Start of Entries supplied
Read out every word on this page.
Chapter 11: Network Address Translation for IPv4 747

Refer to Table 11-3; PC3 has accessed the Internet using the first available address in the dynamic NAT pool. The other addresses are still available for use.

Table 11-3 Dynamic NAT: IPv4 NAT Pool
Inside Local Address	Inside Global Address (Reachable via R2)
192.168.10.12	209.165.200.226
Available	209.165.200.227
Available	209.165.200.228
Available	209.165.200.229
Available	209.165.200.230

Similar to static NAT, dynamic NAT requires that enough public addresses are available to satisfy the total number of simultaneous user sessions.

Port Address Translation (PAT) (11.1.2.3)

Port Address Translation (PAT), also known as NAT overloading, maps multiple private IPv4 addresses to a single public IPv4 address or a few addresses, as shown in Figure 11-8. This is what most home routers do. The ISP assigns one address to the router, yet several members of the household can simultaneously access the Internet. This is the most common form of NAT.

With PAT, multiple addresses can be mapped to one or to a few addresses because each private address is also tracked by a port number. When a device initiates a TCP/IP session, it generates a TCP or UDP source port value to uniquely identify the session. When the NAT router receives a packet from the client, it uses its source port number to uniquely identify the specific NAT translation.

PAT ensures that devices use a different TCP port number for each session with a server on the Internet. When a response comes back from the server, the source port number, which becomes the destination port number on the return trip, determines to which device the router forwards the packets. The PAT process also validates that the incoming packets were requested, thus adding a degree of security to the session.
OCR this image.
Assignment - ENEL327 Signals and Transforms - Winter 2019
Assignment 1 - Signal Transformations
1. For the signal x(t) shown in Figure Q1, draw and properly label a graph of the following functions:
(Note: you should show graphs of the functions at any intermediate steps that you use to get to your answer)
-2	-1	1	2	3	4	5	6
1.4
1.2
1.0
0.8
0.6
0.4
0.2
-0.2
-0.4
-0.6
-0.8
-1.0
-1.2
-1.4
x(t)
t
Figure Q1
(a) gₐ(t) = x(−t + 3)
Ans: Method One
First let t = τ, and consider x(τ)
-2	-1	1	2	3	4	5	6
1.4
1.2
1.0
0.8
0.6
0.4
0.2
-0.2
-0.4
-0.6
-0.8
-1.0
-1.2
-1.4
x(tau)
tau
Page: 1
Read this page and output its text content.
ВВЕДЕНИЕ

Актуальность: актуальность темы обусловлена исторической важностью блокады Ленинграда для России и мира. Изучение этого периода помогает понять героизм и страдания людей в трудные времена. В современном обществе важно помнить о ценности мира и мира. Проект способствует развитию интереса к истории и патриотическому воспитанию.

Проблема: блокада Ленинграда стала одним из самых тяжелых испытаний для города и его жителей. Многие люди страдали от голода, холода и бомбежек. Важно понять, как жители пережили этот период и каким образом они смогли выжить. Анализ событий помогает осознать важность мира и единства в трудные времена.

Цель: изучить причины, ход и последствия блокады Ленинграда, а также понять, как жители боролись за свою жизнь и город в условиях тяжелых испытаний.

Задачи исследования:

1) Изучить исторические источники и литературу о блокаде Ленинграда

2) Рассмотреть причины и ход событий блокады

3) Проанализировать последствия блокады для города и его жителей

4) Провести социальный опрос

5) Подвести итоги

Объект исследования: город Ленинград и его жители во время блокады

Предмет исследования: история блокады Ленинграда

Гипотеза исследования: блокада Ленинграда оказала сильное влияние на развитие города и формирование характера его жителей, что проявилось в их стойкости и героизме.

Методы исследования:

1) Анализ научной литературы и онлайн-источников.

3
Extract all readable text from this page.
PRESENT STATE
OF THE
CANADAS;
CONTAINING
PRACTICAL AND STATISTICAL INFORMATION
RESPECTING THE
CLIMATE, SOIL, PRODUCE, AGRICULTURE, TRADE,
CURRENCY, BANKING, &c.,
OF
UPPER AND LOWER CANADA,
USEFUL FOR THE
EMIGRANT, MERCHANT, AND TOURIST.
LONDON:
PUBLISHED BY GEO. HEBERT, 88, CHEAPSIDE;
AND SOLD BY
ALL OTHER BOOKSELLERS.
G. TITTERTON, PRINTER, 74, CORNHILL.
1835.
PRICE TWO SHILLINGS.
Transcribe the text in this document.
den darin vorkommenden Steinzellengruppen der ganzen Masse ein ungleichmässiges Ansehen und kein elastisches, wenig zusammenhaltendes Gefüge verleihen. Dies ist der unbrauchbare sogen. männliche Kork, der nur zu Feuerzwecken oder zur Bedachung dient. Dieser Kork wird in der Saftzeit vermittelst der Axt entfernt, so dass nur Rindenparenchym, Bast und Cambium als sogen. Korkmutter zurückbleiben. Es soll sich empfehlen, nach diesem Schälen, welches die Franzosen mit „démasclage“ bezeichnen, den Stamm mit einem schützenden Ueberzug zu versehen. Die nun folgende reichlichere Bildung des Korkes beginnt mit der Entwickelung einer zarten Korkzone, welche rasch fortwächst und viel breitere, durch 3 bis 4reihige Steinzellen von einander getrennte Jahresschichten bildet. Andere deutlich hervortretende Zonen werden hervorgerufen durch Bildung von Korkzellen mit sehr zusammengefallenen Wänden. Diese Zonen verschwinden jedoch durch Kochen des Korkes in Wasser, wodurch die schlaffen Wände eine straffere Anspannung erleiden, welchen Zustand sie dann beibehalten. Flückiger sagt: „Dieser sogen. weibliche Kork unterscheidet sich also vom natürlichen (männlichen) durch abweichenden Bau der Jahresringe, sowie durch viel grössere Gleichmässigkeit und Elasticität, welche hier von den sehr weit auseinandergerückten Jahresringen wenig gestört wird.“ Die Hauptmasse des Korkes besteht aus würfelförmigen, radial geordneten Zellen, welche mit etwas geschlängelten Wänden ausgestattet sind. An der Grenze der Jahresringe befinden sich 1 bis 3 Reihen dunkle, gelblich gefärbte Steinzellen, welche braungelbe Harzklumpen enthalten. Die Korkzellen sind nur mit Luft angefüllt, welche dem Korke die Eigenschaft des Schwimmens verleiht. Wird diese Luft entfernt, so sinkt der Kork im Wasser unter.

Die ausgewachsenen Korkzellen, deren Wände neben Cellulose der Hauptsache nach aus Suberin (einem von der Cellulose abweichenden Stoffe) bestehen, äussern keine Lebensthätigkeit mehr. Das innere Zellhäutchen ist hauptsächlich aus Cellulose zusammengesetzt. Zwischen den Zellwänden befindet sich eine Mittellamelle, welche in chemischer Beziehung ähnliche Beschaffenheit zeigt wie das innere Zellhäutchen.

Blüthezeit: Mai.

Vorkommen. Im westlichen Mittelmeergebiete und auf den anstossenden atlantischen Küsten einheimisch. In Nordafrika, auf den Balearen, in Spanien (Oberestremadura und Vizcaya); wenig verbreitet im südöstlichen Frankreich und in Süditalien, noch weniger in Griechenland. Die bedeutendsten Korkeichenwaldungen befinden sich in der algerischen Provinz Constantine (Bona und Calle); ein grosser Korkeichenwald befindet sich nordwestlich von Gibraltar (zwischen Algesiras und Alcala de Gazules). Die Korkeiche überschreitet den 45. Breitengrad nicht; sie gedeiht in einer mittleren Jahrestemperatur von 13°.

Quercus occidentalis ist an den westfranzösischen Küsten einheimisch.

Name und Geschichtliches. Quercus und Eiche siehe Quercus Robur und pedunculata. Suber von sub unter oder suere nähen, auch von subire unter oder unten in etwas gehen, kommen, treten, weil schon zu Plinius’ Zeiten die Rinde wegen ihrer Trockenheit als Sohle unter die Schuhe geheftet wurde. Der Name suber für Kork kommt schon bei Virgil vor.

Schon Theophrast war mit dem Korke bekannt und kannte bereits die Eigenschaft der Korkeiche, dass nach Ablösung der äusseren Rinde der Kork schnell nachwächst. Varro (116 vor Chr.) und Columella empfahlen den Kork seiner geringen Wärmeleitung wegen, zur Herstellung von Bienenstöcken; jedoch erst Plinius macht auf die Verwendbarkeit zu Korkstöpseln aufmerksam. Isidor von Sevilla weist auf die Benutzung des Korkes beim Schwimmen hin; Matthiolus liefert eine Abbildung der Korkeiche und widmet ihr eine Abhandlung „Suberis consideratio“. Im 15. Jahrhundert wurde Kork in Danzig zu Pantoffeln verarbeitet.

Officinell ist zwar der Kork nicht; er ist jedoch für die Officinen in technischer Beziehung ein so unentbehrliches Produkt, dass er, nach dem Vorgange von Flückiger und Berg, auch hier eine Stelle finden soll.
End of Entries supplied
Problem ▸ Search the lines for the string "einheimisch" and copy every line that has it.

Written solution ▸
Vorkommen. Im westlichen Mittelmeergebiete und auf den anstossenden atlantischen Küsten einheimisch. In Nordafrika, auf den Balearen, in Spanien (Oberestremadura und Vizcaya); wenig verbreitet im südöstlichen Frankreich und in Süditalien, noch weniger in Griechenland. Die bedeutendsten Korkeichenwaldungen befinden sich in der algerischen Provinz Constantine (Bona und Calle); ein grosser Korkeichenwald befindet sich nordwestlich von Gibraltar (zwischen Algesiras und Alcala de Gazules). Die Korkeiche überschreitet den 45. Breitengrad nicht; sie gedeiht in einer mittleren Jahrestemperatur von 13°.
Quercus occidentalis ist an den westfranzösischen Küsten einheimisch.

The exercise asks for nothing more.